-- begin EXCERPTED DATA --

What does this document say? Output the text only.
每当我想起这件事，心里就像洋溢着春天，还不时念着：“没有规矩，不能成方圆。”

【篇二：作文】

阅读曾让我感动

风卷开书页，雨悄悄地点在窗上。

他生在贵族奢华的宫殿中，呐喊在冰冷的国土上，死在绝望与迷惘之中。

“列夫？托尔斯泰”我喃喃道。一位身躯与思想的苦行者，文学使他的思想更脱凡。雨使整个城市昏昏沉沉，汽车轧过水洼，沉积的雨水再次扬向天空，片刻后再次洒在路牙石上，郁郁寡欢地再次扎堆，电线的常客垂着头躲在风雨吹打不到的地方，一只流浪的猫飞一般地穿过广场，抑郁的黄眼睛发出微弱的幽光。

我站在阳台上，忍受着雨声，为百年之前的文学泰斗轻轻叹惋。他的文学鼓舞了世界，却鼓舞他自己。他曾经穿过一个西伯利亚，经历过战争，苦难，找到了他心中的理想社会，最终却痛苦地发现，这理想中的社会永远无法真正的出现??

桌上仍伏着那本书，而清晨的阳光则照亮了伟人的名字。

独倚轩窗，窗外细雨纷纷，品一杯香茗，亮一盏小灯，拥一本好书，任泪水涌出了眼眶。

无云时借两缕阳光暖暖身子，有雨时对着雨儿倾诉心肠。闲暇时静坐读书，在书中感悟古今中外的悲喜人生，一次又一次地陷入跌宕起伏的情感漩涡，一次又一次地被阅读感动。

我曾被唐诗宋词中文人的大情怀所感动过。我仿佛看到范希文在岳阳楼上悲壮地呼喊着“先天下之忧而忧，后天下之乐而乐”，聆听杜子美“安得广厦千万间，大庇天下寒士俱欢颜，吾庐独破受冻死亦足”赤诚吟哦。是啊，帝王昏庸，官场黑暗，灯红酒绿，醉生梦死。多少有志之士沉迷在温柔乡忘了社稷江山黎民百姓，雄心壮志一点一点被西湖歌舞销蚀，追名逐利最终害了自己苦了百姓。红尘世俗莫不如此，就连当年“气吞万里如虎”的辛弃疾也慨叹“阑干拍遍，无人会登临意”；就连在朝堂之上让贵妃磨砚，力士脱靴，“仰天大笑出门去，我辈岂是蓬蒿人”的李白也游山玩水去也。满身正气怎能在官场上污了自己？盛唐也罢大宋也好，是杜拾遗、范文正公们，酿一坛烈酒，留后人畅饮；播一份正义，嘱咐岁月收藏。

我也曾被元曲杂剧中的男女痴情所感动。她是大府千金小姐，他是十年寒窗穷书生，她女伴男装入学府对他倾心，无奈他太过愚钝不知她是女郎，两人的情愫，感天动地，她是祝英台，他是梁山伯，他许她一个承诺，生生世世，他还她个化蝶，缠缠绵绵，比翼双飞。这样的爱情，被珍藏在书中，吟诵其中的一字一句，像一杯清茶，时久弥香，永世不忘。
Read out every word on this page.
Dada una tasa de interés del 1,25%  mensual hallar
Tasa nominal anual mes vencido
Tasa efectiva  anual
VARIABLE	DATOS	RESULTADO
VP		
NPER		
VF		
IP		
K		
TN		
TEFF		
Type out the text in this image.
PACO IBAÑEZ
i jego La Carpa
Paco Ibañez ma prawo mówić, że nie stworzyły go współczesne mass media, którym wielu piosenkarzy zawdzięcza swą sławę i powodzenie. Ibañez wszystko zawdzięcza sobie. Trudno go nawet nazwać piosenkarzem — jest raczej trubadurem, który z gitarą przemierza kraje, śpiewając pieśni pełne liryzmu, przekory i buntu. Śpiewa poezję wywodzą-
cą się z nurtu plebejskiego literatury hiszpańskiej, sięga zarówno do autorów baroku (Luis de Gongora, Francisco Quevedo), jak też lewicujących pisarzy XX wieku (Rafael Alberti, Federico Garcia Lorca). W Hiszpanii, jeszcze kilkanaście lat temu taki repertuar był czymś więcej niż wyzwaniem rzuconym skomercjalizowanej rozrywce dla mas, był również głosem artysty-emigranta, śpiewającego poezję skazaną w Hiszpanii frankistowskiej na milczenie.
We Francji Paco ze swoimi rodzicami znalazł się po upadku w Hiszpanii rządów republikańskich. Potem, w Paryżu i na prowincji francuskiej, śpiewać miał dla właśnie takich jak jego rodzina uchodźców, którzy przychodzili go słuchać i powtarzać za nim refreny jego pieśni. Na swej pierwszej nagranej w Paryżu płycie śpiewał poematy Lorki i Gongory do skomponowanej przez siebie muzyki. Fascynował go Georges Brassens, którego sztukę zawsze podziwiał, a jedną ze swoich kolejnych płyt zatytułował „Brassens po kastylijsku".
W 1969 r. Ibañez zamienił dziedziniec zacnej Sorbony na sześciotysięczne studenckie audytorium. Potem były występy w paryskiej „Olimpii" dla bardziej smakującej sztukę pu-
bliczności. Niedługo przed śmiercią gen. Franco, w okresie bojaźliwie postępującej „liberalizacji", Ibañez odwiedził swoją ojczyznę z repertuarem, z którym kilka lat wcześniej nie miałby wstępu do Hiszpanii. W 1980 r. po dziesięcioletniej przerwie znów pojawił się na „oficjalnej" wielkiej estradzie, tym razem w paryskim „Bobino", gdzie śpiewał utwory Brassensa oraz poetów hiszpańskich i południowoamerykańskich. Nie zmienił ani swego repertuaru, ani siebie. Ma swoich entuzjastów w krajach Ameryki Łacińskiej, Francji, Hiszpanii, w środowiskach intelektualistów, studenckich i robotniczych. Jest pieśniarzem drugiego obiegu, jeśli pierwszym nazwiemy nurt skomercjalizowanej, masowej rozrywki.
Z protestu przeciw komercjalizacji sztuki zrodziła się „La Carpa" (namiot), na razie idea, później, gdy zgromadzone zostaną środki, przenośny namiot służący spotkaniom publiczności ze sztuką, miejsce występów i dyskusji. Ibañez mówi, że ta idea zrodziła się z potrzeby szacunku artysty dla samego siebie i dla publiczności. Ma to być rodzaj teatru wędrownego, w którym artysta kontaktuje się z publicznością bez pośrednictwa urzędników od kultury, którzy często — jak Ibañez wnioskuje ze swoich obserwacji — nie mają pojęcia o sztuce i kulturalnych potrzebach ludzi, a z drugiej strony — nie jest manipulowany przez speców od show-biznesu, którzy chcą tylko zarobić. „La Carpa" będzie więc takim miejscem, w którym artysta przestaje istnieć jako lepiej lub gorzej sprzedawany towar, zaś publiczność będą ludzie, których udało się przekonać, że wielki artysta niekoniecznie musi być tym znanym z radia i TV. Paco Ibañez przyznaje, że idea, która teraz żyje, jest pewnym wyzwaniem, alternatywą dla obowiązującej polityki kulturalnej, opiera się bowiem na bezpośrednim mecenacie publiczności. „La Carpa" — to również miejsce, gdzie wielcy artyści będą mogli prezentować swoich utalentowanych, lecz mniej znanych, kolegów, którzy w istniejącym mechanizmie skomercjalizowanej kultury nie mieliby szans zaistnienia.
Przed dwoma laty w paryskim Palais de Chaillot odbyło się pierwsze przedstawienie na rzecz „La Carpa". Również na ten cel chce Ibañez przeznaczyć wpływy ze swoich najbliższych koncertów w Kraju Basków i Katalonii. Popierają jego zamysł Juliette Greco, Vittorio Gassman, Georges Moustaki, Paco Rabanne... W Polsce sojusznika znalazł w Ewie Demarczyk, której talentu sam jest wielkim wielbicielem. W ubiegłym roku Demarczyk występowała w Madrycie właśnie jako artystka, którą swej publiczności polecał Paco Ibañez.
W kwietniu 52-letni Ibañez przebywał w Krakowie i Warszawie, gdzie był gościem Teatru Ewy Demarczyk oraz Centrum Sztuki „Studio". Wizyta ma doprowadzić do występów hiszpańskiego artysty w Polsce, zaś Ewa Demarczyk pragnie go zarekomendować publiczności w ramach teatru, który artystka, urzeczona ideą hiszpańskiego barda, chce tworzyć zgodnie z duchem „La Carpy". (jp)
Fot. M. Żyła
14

-- end EXCERPTED DATA --

EXERCISE. Check each line above for "jego" and return the ones that have it.

WRITTEN RESPONSE.
i jego La Carpa
We Francji Paco ze swoimi rodzicami znalazł się po upadku w Hiszpanii rządów republikańskich. Potem, w Paryżu i na prowincji francuskiej, śpiewać miał dla właśnie takich jak jego rodzina uchodźców, którzy przychodzili go słuchać i powtarzać za nim refreny jego pieśni. Na swej pierwszej nagranej w Paryżu płycie śpiewał poematy Lorki i Gongory do skomponowanej przez siebie muzyki. Fascynował go Georges Brassens, którego sztukę zawsze podziwiał, a jedną ze swoich kolejnych płyt zatytułował „Brassens po kastylijsku".
Przed dwoma laty w paryskim Palais de Chaillot odbyło się pierwsze przedstawienie na rzecz „La Carpa". Również na ten cel chce Ibañez przeznaczyć wpływy ze swoich najbliższych koncertów w Kraju Basków i Katalonii. Popierają jego zamysł Juliette Greco, Vittorio Gassman, Georges Moustaki, Paco Rabanne... W Polsce sojusznika znalazł w Ewie Demarczyk, której talentu sam jest wielkim wielbicielem. W ubiegłym roku Demarczyk występowała w Madrycie właśnie jako artystka, którą swej publiczności polecał Paco Ibañez.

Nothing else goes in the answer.